* **Task to carry out**
Copy out every record precisely.

* **Records for the task**

────────

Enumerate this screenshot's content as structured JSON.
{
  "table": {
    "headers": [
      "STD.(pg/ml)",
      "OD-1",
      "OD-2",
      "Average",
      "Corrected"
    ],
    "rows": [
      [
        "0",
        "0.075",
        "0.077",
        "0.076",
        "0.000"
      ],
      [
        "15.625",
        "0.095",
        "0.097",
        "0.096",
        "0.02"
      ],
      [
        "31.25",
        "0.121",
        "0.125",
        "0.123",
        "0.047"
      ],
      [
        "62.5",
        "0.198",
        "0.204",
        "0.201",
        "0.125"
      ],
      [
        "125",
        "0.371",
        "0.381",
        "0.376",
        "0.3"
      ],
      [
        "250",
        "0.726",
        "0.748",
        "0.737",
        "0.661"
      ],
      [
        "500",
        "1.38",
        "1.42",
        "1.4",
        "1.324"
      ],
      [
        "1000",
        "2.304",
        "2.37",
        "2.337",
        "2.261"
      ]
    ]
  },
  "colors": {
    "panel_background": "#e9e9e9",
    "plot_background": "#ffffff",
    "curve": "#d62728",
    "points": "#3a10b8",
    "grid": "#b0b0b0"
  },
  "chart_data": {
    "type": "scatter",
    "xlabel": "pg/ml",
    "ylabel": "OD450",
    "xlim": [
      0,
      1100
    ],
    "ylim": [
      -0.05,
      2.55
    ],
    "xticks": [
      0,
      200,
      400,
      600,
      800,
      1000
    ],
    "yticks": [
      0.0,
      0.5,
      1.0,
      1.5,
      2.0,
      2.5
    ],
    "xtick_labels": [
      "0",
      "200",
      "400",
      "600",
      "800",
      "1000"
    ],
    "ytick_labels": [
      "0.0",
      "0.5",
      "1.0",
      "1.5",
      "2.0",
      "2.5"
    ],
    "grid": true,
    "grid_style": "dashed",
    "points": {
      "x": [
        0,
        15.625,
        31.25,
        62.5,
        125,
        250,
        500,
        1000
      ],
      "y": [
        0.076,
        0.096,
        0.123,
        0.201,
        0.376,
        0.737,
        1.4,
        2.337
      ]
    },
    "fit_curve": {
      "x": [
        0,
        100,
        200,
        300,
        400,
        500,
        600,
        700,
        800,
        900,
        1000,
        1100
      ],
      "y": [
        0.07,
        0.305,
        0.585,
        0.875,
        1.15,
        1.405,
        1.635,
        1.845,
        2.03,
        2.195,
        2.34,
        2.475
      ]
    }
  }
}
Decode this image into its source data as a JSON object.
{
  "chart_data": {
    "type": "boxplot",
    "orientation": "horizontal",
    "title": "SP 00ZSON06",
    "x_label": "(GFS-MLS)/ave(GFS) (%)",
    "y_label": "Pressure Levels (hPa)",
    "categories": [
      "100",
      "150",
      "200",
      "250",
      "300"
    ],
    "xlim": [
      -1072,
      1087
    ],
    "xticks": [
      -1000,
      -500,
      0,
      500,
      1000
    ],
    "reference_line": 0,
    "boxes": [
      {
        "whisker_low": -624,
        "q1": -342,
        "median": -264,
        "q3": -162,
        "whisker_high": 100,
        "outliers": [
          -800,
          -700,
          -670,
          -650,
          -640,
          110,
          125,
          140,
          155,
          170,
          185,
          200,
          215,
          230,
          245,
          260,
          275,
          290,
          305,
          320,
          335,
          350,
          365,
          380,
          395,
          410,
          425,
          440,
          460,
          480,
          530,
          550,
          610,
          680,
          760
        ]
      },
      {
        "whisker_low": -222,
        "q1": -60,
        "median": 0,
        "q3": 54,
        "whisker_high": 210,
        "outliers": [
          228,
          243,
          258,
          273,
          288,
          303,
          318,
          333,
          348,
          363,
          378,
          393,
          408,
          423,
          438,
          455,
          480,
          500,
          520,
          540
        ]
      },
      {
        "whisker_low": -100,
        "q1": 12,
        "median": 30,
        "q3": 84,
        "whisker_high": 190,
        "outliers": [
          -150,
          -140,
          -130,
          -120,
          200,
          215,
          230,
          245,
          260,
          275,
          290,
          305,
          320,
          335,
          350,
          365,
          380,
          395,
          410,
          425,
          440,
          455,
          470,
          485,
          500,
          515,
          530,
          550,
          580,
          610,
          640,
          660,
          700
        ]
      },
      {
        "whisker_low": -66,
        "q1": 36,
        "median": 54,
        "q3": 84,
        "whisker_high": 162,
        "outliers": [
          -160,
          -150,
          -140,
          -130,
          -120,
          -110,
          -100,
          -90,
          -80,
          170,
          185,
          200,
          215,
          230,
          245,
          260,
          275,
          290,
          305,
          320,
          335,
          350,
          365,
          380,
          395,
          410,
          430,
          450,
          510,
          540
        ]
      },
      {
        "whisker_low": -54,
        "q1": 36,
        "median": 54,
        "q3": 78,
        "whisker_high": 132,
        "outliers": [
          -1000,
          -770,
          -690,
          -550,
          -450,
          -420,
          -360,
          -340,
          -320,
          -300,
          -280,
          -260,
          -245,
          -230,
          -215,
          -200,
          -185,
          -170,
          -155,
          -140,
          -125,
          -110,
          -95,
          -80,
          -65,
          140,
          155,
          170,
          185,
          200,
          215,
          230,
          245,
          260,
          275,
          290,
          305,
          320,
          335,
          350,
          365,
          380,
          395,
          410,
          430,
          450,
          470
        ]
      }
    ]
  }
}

────────

* **Solution to this task**
Enumerate this screenshot's content as structured JSON.
{
  "table": {
    "headers": [
      "STD.(pg/ml)",
      "OD-1",
      "OD-2",
      "Average",
      "Corrected"
    ],
    "rows": [
      [
        "0",
        "0.075",
        "0.077",
        "0.076",
        "0.000"
      ],
      [
        "15.625",
        "0.095",
        "0.097",
        "0.096",
        "0.02"
      ],
      [
        "31.25",
        "0.121",
        "0.125",
        "0.123",
        "0.047"
      ],
      [
        "62.5",
        "0.198",
        "0.204",
        "0.201",
        "0.125"
      ],
      [
        "125",
        "0.371",
        "0.381",
        "0.376",
        "0.3"
      ],
      [
        "250",
        "0.726",
        "0.748",
        "0.737",
        "0.661"
      ],
      [
        "500",
        "1.38",
        "1.42",
        "1.4",
        "1.324"
      ],
      [
        "1000",
        "2.304",
        "2.37",
        "2.337",
        "2.261"
      ]
    ]
  },
  "colors": {
    "panel_background": "#e9e9e9",
    "plot_background": "#ffffff",
    "curve": "#d62728",
    "points": "#3a10b8",
    "grid": "#b0b0b0"
  },
  "chart_data": {
    "type": "scatter",
    "xlabel": "pg/ml",
    "ylabel": "OD450",
    "xlim": [
      0,
      1100
    ],
    "ylim": [
      -0.05,
      2.55
    ],
    "xticks": [
      0,
      200,
      400,
      600,
      800,
      1000
    ],
    "yticks": [
      0.0,
      0.5,
      1.0,
      1.5,
      2.0,
      2.5
    ],
    "xtick_labels": [
      "0",
      "200",
      "400",
      "600",
      "800",
      "1000"
    ],
    "ytick_labels": [
      "0.0",
      "0.5",
      "1.0",
      "1.5",
      "2.0",
      "2.5"
    ],
    "grid": true,
    "grid_style": "dashed",
    "points": {
      "x": [
        0,
        15.625,
        31.25,
        62.5,
        125,
        250,
        500,
        1000
      ],
      "y": [
        0.076,
        0.096,
        0.123,
        0.201,
        0.376,
        0.737,
        1.4,
        2.337
      ]
    },
    "fit_curve": {
      "x": [
        0,
        100,
        200,
        300,
        400,
        500,
        600,
        700,
        800,
        900,
        1000,
        1100
      ],
      "y": [
        0.07,
        0.305,
        0.585,
        0.875,
        1.15,
        1.405,
        1.635,
        1.845,
        2.03,
        2.195,
        2.34,
        2.475
      ]
    }
  }
}
Decode this image into its source data as a JSON object.
{
  "chart_data": {
    "type": "boxplot",
    "orientation": "horizontal",
    "title": "SP 00ZSON06",
    "x_label": "(GFS-MLS)/ave(GFS) (%)",
    "y_label": "Pressure Levels (hPa)",
    "categories": [
      "100",
      "150",
      "200",
      "250",
      "300"
    ],
    "xlim": [
      -1072,
      1087
    ],
    "xticks": [
      -1000,
      -500,
      0,
      500,
      1000
    ],
    "reference_line": 0,
    "boxes": [
      {
        "whisker_low": -624,
        "q1": -342,
        "median": -264,
        "q3": -162,
        "whisker_high": 100,
        "outliers": [
          -800,
          -700,
          -670,
          -650,
          -640,
          110,
          125,
          140,
          155,
          170,
          185,
          200,
          215,
          230,
          245,
          260,
          275,
          290,
          305,
          320,
          335,
          350,
          365,
          380,
          395,
          410,
          425,
          440,
          460,
          480,
          530,
          550,
          610,
          680,
          760
        ]
      },
      {
        "whisker_low": -222,
        "q1": -60,
        "median": 0,
        "q3": 54,
        "whisker_high": 210,
        "outliers": [
          228,
          243,
          258,
          273,
          288,
          303,
          318,
          333,
          348,
          363,
          378,
          393,
          408,
          423,
          438,
          455,
          480,
          500,
          520,
          540
        ]
      },
      {
        "whisker_low": -100,
        "q1": 12,
        "median": 30,
        "q3": 84,
        "whisker_high": 190,
        "outliers": [
          -150,
          -140,
          -130,
          -120,
          200,
          215,
          230,
          245,
          260,
          275,
          290,
          305,
          320,
          335,
          350,
          365,
          380,
          395,
          410,
          425,
          440,
          455,
          470,
          485,
          500,
          515,
          530,
          550,
          580,
          610,
          640,
          660,
          700
        ]
      },
      {
        "whisker_low": -66,
        "q1": 36,
        "median": 54,
        "q3": 84,
        "whisker_high": 162,
        "outliers": [
          -160,
          -150,
          -140,
          -130,
          -120,
          -110,
          -100,
          -90,
          -80,
          170,
          185,
          200,
          215,
          230,
          245,
          260,
          275,
          290,
          305,
          320,
          335,
          350,
          365,
          380,
          395,
          410,
          430,
          450,
          510,
          540
        ]
      },
      {
        "whisker_low": -54,
        "q1": 36,
        "median": 54,
        "q3": 78,
        "whisker_high": 132,
        "outliers": [
          -1000,
          -770,
          -690,
          -550,
          -450,
          -420,
          -360,
          -340,
          -320,
          -300,
          -280,
          -260,
          -245,
          -230,
          -215,
          -200,
          -185,
          -170,
          -155,
          -140,
          -125,
          -110,
          -95,
          -80,
          -65,
          140,
          155,
          170,
          185,
          200,
          215,
          230,
          245,
          260,
          275,
          290,
          305,
          320,
          335,
          350,
          365,
          380,
          395,
          410,
          430,
          450,
          470
        ]
      }
    ]
  }
}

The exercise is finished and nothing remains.